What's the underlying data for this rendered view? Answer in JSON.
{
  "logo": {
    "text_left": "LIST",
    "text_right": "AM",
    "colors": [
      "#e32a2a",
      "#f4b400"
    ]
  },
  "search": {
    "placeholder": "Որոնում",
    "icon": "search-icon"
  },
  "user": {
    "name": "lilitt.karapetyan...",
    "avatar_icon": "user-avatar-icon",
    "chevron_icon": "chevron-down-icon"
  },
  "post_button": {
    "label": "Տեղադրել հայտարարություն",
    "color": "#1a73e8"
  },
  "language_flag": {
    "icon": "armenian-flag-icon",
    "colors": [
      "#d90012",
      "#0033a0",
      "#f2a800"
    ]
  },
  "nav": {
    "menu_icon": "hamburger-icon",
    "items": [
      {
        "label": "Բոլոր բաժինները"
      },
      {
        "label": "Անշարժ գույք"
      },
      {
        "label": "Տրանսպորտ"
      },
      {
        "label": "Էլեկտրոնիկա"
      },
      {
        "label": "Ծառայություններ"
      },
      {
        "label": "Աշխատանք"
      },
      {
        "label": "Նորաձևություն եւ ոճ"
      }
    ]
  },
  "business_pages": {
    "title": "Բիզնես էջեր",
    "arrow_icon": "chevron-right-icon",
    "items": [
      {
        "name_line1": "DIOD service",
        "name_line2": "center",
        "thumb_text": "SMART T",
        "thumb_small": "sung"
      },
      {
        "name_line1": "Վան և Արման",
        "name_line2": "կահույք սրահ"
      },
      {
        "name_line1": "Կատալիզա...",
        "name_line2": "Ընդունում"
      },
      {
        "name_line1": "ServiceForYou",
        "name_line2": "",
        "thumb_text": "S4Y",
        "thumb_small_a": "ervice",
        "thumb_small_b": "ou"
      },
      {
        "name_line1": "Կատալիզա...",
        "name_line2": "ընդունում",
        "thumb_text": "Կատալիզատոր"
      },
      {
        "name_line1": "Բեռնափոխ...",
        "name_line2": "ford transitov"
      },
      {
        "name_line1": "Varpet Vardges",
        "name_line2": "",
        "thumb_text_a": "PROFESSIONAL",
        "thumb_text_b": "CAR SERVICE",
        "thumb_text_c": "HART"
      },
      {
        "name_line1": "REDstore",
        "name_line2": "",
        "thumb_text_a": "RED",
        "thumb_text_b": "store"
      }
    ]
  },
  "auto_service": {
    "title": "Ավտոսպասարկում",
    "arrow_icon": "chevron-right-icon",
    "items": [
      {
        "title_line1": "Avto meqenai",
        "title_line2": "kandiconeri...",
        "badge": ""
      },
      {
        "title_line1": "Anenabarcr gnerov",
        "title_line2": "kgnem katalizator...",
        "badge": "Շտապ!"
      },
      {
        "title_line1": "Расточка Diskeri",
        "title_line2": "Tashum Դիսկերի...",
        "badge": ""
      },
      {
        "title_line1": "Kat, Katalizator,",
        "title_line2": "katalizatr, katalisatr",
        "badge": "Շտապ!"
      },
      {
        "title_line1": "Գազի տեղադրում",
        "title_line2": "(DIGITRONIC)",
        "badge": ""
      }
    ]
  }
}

--

Using the data above, return each line exactly as written.

What's the underlying data for this rendered view? Answer in JSON.
{
  "logo": {
    "text_left": "LIST",
    "text_right": "AM",
    "colors": [
      "#e32a2a",
      "#f4b400"
    ]
  },
  "search": {
    "placeholder": "Որոնում",
    "icon": "search-icon"
  },
  "user": {
    "name": "lilitt.karapetyan...",
    "avatar_icon": "user-avatar-icon",
    "chevron_icon": "chevron-down-icon"
  },
  "post_button": {
    "label": "Տեղադրել հայտարարություն",
    "color": "#1a73e8"
  },
  "language_flag": {
    "icon": "armenian-flag-icon",
    "colors": [
      "#d90012",
      "#0033a0",
      "#f2a800"
    ]
  },
  "nav": {
    "menu_icon": "hamburger-icon",
    "items": [
      {
        "label": "Բոլոր բաժինները"
      },
      {
        "label": "Անշարժ գույք"
      },
      {
        "label": "Տրանսպորտ"
      },
      {
        "label": "Էլեկտրոնիկա"
      },
      {
        "label": "Ծառայություններ"
      },
      {
        "label": "Աշխատանք"
      },
      {
        "label": "Նորաձևություն եւ ոճ"
      }
    ]
  },
  "business_pages": {
    "title": "Բիզնես էջեր",
    "arrow_icon": "chevron-right-icon",
    "items": [
      {
        "name_line1": "DIOD service",
        "name_line2": "center",
        "thumb_text": "SMART T",
        "thumb_small": "sung"
      },
      {
        "name_line1": "Վան և Արման",
        "name_line2": "կահույք սրահ"
      },
      {
        "name_line1": "Կատալիզա...",
        "name_line2": "Ընդունում"
      },
      {
        "name_line1": "ServiceForYou",
        "name_line2": "",
        "thumb_text": "S4Y",
        "thumb_small_a": "ervice",
        "thumb_small_b": "ou"
      },
      {
        "name_line1": "Կատալիզա...",
        "name_line2": "ընդունում",
        "thumb_text": "Կատալիզատոր"
      },
      {
        "name_line1": "Բեռնափոխ...",
        "name_line2": "ford transitov"
      },
      {
        "name_line1": "Varpet Vardges",
        "name_line2": "",
        "thumb_text_a": "PROFESSIONAL",
        "thumb_text_b": "CAR SERVICE",
        "thumb_text_c": "HART"
      },
      {
        "name_line1": "REDstore",
        "name_line2": "",
        "thumb_text_a": "RED",
        "thumb_text_b": "store"
      }
    ]
  },
  "auto_service": {
    "title": "Ավտոսպասարկում",
    "arrow_icon": "chevron-right-icon",
    "items": [
      {
        "title_line1": "Avto meqenai",
        "title_line2": "kandiconeri...",
        "badge": ""
      },
      {
        "title_line1": "Anenabarcr gnerov",
        "title_line2": "kgnem katalizator...",
        "badge": "Շտապ!"
      },
      {
        "title_line1": "Расточка Diskeri",
        "title_line2": "Tashum Դիսկերի...",
        "badge": ""
      },
      {
        "title_line1": "Kat, Katalizator,",
        "title_line2": "katalizatr, katalisatr",
        "badge": "Շտապ!"
      },
      {
        "title_line1": "Գազի տեղադրում",
        "title_line2": "(DIGITRONIC)",
        "badge": ""
      }
    ]
  }
}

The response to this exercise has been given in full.